Dataset records on visual material:
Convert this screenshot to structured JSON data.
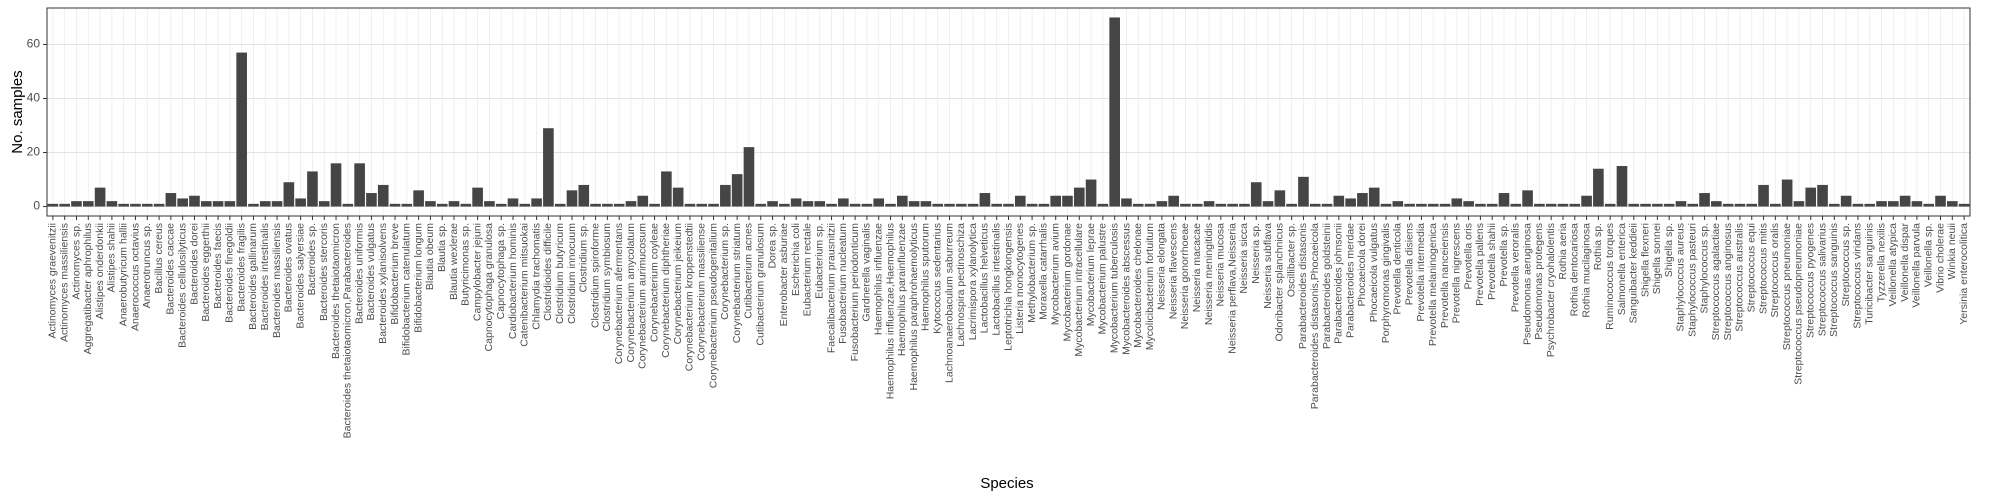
{
  "chart_data": {
    "type": "bar",
    "x_label": "Species",
    "y_label": "No. samples",
    "categories": [
      "Actinomyces graevenitzii",
      "Actinomyces massiliensis",
      "Actinomyces sp.",
      "Aggregatibacter aphrophilus",
      "Alistipes onderdonkii",
      "Alistipes shahii",
      "Anaerobutyricum hallii",
      "Anaerococcus octavius",
      "Anaerotruncus sp.",
      "Bacillus cereus",
      "Bacteroides caccae",
      "Bacteroides cellulosilyticus",
      "Bacteroides dorei",
      "Bacteroides eggerthii",
      "Bacteroides faecis",
      "Bacteroides finegoldii",
      "Bacteroides fragilis",
      "Bacteroides gallinarum",
      "Bacteroides intestinalis",
      "Bacteroides massiliensis",
      "Bacteroides ovatus",
      "Bacteroides salyersiae",
      "Bacteroides sp.",
      "Bacteroides stercoris",
      "Bacteroides thetaiotaomicron",
      "Bacteroides thetaiotaomicron,Parabacteroides",
      "Bacteroides uniformis",
      "Bacteroides vulgatus",
      "Bacteroides xylanisolvens",
      "Bifidobacterium breve",
      "Bifidobacterium catenulatum",
      "Bifidobacterium longum",
      "Blautia obeum",
      "Blautia sp.",
      "Blautia wexlerae",
      "Butyricimonas sp.",
      "Campylobacter jejuni",
      "Capnocytophaga granulosa",
      "Capnocytophaga sp.",
      "Cardiobacterium hominis",
      "Catenibacterium mitsuokai",
      "Chlamydia trachomatis",
      "Clostridioides difficile",
      "Clostridium butyricum",
      "Clostridium innocuum",
      "Clostridium sp.",
      "Clostridium spiroforme",
      "Clostridium symbiosum",
      "Corynebacterium afermentans",
      "Corynebacterium amycolatum",
      "Corynebacterium aurimucosum",
      "Corynebacterium coyleae",
      "Corynebacterium diphtheriae",
      "Corynebacterium jeikeium",
      "Corynebacterium kroppenstedtii",
      "Corynebacterium massiliense",
      "Corynebacterium pseudogenitalium",
      "Corynebacterium sp.",
      "Corynebacterium striatum",
      "Cutibacterium acnes",
      "Cutibacterium granulosum",
      "Dorea sp.",
      "Enterobacter asburiae",
      "Escherichia coli",
      "Eubacterium rectale",
      "Eubacterium sp.",
      "Faecalibacterium prausnitzii",
      "Fusobacterium nucleatum",
      "Fusobacterium periodonticum",
      "Gardnerella vaginalis",
      "Haemophilus influenzae",
      "Haemophilus influenzae,Haemophilus",
      "Haemophilus parainfluenzae",
      "Haemophilus paraphrohaemolyticus",
      "Haemophilus sputorum",
      "Kytococcus sedentarius",
      "Lachnoanaerobaculum saburreum",
      "Lachnospira pectinoschiza",
      "Lacrimispora xylanolytica",
      "Lactobacillus helveticus",
      "Lactobacillus intestinalis",
      "Leptotrichia hongkongensis",
      "Listeria monocytogenes",
      "Methylobacterium sp.",
      "Moraxella catarrhalis",
      "Mycobacterium avium",
      "Mycobacterium gordonae",
      "Mycobacterium intracellulare",
      "Mycobacterium leprae",
      "Mycobacterium palustre",
      "Mycobacterium tuberculosis",
      "Mycobacteroides abscessus",
      "Mycobacteroides chelonae",
      "Mycolicibacterium fortuitum",
      "Neisseria elongata",
      "Neisseria flavescens",
      "Neisseria gonorrhoeae",
      "Neisseria macacae",
      "Neisseria meningitidis",
      "Neisseria mucosa",
      "Neisseria perflava,Neisseria",
      "Neisseria sicca",
      "Neisseria sp.",
      "Neisseria subflava",
      "Odoribacter splanchnicus",
      "Oscillibacter sp.",
      "Parabacteroides distasonis",
      "Parabacteroides distasonis,Phocaeicola",
      "Parabacteroides goldsteinii",
      "Parabacteroides johnsonii",
      "Parabacteroides merdae",
      "Phocaeicola dorei",
      "Phocaeicola vulgatus",
      "Porphyromonas gingivalis",
      "Prevotella denticola",
      "Prevotella disiens",
      "Prevotella intermedia",
      "Prevotella melaninogenica",
      "Prevotella nanceiensis",
      "Prevotella nigrescens",
      "Prevotella oris",
      "Prevotella pallens",
      "Prevotella shahii",
      "Prevotella sp.",
      "Prevotella veroralis",
      "Pseudomonas aeruginosa",
      "Pseudomonas protegens",
      "Psychrobacter cryohalolentis",
      "Rothia aeria",
      "Rothia dentocariosa",
      "Rothia mucilaginosa",
      "Rothia sp.",
      "Ruminococcus torques",
      "Salmonella enterica",
      "Sanguibacter keddieii",
      "Shigella flexneri",
      "Shigella sonnei",
      "Shigella sp.",
      "Staphylococcus aureus",
      "Staphylococcus pasteuri",
      "Staphylococcus sp.",
      "Streptococcus agalactiae",
      "Streptococcus anginosus",
      "Streptococcus australis",
      "Streptococcus equi",
      "Streptococcus mitis",
      "Streptococcus oralis",
      "Streptococcus pneumoniae",
      "Streptococcus pseudopneumoniae",
      "Streptococcus pyogenes",
      "Streptococcus salivarius",
      "Streptococcus sanguinis",
      "Streptococcus sp.",
      "Streptococcus viridans",
      "Turicibacter sanguinis",
      "Tyzzerella nexilis",
      "Veillonella atypica",
      "Veillonella dispar",
      "Veillonella parvula",
      "Veillonella sp.",
      "Vibrio cholerae",
      "Winkia neuii",
      "Yersinia enterocolitica"
    ],
    "values": [
      1,
      1,
      2,
      2,
      7,
      2,
      1,
      1,
      1,
      1,
      5,
      3,
      4,
      2,
      2,
      2,
      57,
      1,
      2,
      2,
      9,
      3,
      13,
      2,
      16,
      1,
      16,
      5,
      8,
      1,
      1,
      6,
      2,
      1,
      2,
      1,
      7,
      2,
      1,
      3,
      1,
      3,
      29,
      1,
      6,
      8,
      1,
      1,
      1,
      2,
      4,
      1,
      13,
      7,
      1,
      1,
      1,
      8,
      12,
      22,
      1,
      2,
      1,
      3,
      2,
      2,
      1,
      3,
      1,
      1,
      3,
      1,
      4,
      2,
      2,
      1,
      1,
      1,
      1,
      5,
      1,
      1,
      4,
      1,
      1,
      4,
      4,
      7,
      10,
      1,
      70,
      3,
      1,
      1,
      2,
      4,
      1,
      1,
      2,
      1,
      1,
      1,
      9,
      2,
      6,
      1,
      11,
      1,
      1,
      4,
      3,
      5,
      7,
      1,
      2,
      1,
      1,
      1,
      1,
      3,
      2,
      1,
      1,
      5,
      1,
      6,
      1,
      1,
      1,
      1,
      4,
      14,
      1,
      15,
      1,
      1,
      1,
      1,
      2,
      1,
      5,
      2,
      1,
      1,
      1,
      8,
      1,
      10,
      2,
      7,
      8,
      1,
      4,
      1,
      1,
      2,
      2,
      4,
      2,
      1,
      4,
      2,
      1
    ],
    "color": "#454545",
    "ylim": [
      -3.5,
      73.5
    ],
    "yticks": [
      0,
      20,
      40,
      60
    ],
    "grid": true
  }
}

[Exercise instructions]
From the entries, copy out each line containing the word "Capnocytophaga".

[Task solution]
      "Capnocytophaga granulosa",
      "Capnocytophaga sp.",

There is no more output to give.